What you should do:
Every record below should be transcribed exactly. Omit the images.

-.-.-

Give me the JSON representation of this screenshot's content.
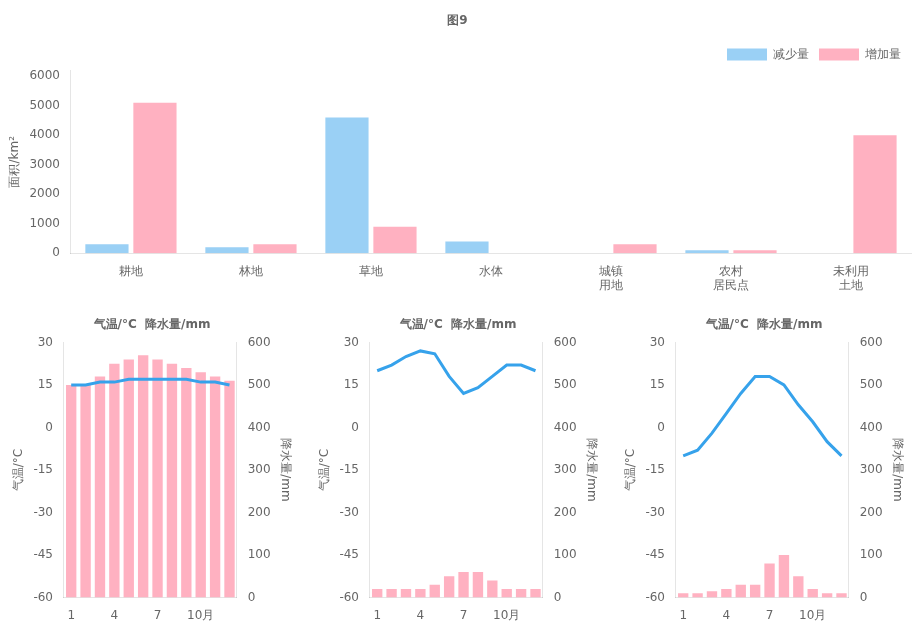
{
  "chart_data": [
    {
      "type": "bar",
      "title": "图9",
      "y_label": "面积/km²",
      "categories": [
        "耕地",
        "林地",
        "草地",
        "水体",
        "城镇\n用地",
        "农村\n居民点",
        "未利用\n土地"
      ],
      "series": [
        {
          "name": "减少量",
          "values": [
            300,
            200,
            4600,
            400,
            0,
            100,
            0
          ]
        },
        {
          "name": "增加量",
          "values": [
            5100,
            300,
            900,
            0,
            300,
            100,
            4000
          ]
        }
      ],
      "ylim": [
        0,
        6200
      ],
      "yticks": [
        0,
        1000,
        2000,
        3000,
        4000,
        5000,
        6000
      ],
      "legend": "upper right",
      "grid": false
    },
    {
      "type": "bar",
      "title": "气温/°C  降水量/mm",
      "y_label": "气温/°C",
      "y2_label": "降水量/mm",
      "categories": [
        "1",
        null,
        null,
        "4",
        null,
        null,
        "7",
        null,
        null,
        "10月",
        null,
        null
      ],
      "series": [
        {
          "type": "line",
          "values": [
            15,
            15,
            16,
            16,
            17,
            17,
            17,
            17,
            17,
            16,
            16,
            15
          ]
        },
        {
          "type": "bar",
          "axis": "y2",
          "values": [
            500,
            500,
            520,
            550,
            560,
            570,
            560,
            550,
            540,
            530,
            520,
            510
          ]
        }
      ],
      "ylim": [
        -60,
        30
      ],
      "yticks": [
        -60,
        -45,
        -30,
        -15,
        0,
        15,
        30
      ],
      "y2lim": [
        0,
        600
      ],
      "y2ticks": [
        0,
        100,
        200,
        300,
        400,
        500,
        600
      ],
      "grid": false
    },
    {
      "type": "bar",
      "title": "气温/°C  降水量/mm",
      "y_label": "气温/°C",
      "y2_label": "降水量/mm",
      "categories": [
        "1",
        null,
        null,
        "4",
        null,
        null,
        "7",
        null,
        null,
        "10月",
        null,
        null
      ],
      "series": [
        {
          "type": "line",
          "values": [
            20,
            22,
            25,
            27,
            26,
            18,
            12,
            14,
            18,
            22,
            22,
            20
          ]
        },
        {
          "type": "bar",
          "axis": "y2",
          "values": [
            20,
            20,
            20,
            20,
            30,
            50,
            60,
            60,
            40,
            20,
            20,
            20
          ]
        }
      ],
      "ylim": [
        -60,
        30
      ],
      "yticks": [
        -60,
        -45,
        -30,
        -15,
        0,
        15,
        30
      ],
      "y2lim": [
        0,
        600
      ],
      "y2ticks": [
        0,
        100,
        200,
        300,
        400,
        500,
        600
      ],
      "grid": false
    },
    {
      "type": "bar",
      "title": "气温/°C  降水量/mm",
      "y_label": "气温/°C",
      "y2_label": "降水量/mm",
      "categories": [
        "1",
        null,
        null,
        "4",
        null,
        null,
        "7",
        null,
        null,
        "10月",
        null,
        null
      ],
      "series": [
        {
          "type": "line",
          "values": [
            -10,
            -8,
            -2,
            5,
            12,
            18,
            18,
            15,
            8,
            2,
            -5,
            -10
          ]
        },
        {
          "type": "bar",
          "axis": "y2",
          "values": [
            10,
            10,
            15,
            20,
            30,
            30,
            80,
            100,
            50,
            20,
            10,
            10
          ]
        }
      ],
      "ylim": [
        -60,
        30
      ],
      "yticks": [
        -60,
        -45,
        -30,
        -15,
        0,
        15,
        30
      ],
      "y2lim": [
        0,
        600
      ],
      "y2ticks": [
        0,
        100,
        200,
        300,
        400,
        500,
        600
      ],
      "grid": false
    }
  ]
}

-.-.-

The completed task:
Give me the JSON representation of this screenshot's content.
{
  "chart_data": [
    {
      "type": "bar",
      "title": "图9",
      "y_label": "面积/km²",
      "categories": [
        "耕地",
        "林地",
        "草地",
        "水体",
        "城镇\n用地",
        "农村\n居民点",
        "未利用\n土地"
      ],
      "series": [
        {
          "name": "减少量",
          "values": [
            300,
            200,
            4600,
            400,
            0,
            100,
            0
          ]
        },
        {
          "name": "增加量",
          "values": [
            5100,
            300,
            900,
            0,
            300,
            100,
            4000
          ]
        }
      ],
      "ylim": [
        0,
        6200
      ],
      "yticks": [
        0,
        1000,
        2000,
        3000,
        4000,
        5000,
        6000
      ],
      "legend": "upper right",
      "grid": false
    },
    {
      "type": "bar",
      "title": "气温/°C  降水量/mm",
      "y_label": "气温/°C",
      "y2_label": "降水量/mm",
      "categories": [
        "1",
        null,
        null,
        "4",
        null,
        null,
        "7",
        null,
        null,
        "10月",
        null,
        null
      ],
      "series": [
        {
          "type": "line",
          "values": [
            15,
            15,
            16,
            16,
            17,
            17,
            17,
            17,
            17,
            16,
            16,
            15
          ]
        },
        {
          "type": "bar",
          "axis": "y2",
          "values": [
            500,
            500,
            520,
            550,
            560,
            570,
            560,
            550,
            540,
            530,
            520,
            510
          ]
        }
      ],
      "ylim": [
        -60,
        30
      ],
      "yticks": [
        -60,
        -45,
        -30,
        -15,
        0,
        15,
        30
      ],
      "y2lim": [
        0,
        600
      ],
      "y2ticks": [
        0,
        100,
        200,
        300,
        400,
        500,
        600
      ],
      "grid": false
    },
    {
      "type": "bar",
      "title": "气温/°C  降水量/mm",
      "y_label": "气温/°C",
      "y2_label": "降水量/mm",
      "categories": [
        "1",
        null,
        null,
        "4",
        null,
        null,
        "7",
        null,
        null,
        "10月",
        null,
        null
      ],
      "series": [
        {
          "type": "line",
          "values": [
            20,
            22,
            25,
            27,
            26,
            18,
            12,
            14,
            18,
            22,
            22,
            20
          ]
        },
        {
          "type": "bar",
          "axis": "y2",
          "values": [
            20,
            20,
            20,
            20,
            30,
            50,
            60,
            60,
            40,
            20,
            20,
            20
          ]
        }
      ],
      "ylim": [
        -60,
        30
      ],
      "yticks": [
        -60,
        -45,
        -30,
        -15,
        0,
        15,
        30
      ],
      "y2lim": [
        0,
        600
      ],
      "y2ticks": [
        0,
        100,
        200,
        300,
        400,
        500,
        600
      ],
      "grid": false
    },
    {
      "type": "bar",
      "title": "气温/°C  降水量/mm",
      "y_label": "气温/°C",
      "y2_label": "降水量/mm",
      "categories": [
        "1",
        null,
        null,
        "4",
        null,
        null,
        "7",
        null,
        null,
        "10月",
        null,
        null
      ],
      "series": [
        {
          "type": "line",
          "values": [
            -10,
            -8,
            -2,
            5,
            12,
            18,
            18,
            15,
            8,
            2,
            -5,
            -10
          ]
        },
        {
          "type": "bar",
          "axis": "y2",
          "values": [
            10,
            10,
            15,
            20,
            30,
            30,
            80,
            100,
            50,
            20,
            10,
            10
          ]
        }
      ],
      "ylim": [
        -60,
        30
      ],
      "yticks": [
        -60,
        -45,
        -30,
        -15,
        0,
        15,
        30
      ],
      "y2lim": [
        0,
        600
      ],
      "y2ticks": [
        0,
        100,
        200,
        300,
        400,
        500,
        600
      ],
      "grid": false
    }
  ]
}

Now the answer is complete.